- _What you have to do_
Leaving the pictures aside, transcribe every line below exactly.

Data records:
········

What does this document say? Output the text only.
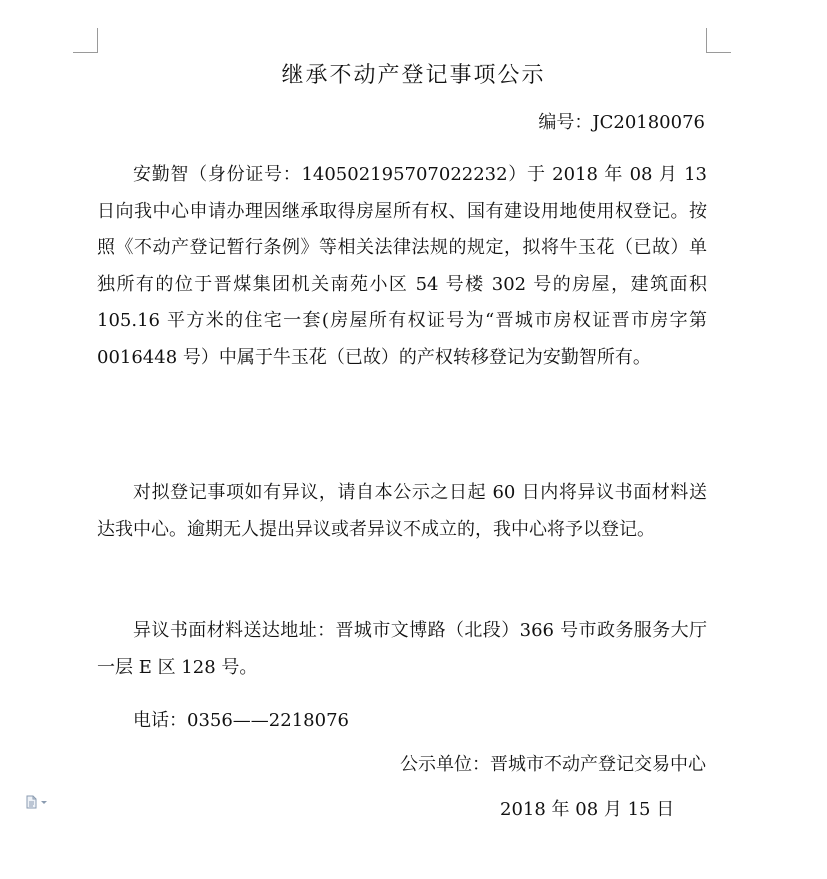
继承不动产登记事项公示
编号：JC20180076

安勤智（身份证号：140502195707022232）于 2018 年 08 月 13 日向我中心申请办理因继承取得房屋所有权、国有建设用地使用权登记。按照《不动产登记暂行条例》等相关法律法规的规定，拟将牛玉花（已故）单独所有的位于晋煤集团机关南苑小区 54 号楼 302 号的房屋，建筑面积 105.16 平方米的住宅一套(房屋所有权证号为“晋城市房权证晋市房字第 0016448 号）中属于牛玉花（已故）的产权转移登记为安勤智所有。

对拟登记事项如有异议，请自本公示之日起 60 日内将异议书面材料送达我中心。逾期无人提出异议或者异议不成立的，我中心将予以登记。

异议书面材料送达地址：晋城市文博路（北段）366 号市政务服务大厅一层 E 区 128 号。

电话：0356——2218076

公示单位：晋城市不动产登记交易中心
2018 年 08 月 15 日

········

- _Exercise response_
What does this document say? Output the text only.
继承不动产登记事项公示
编号：JC20180076

安勤智（身份证号：140502195707022232）于 2018 年 08 月 13 日向我中心申请办理因继承取得房屋所有权、国有建设用地使用权登记。按照《不动产登记暂行条例》等相关法律法规的规定，拟将牛玉花（已故）单独所有的位于晋煤集团机关南苑小区 54 号楼 302 号的房屋，建筑面积 105.16 平方米的住宅一套(房屋所有权证号为“晋城市房权证晋市房字第 0016448 号）中属于牛玉花（已故）的产权转移登记为安勤智所有。

对拟登记事项如有异议，请自本公示之日起 60 日内将异议书面材料送达我中心。逾期无人提出异议或者异议不成立的，我中心将予以登记。

异议书面材料送达地址：晋城市文博路（北段）366 号市政务服务大厅一层 E 区 128 号。

电话：0356——2218076

公示单位：晋城市不动产登记交易中心
2018 年 08 月 15 日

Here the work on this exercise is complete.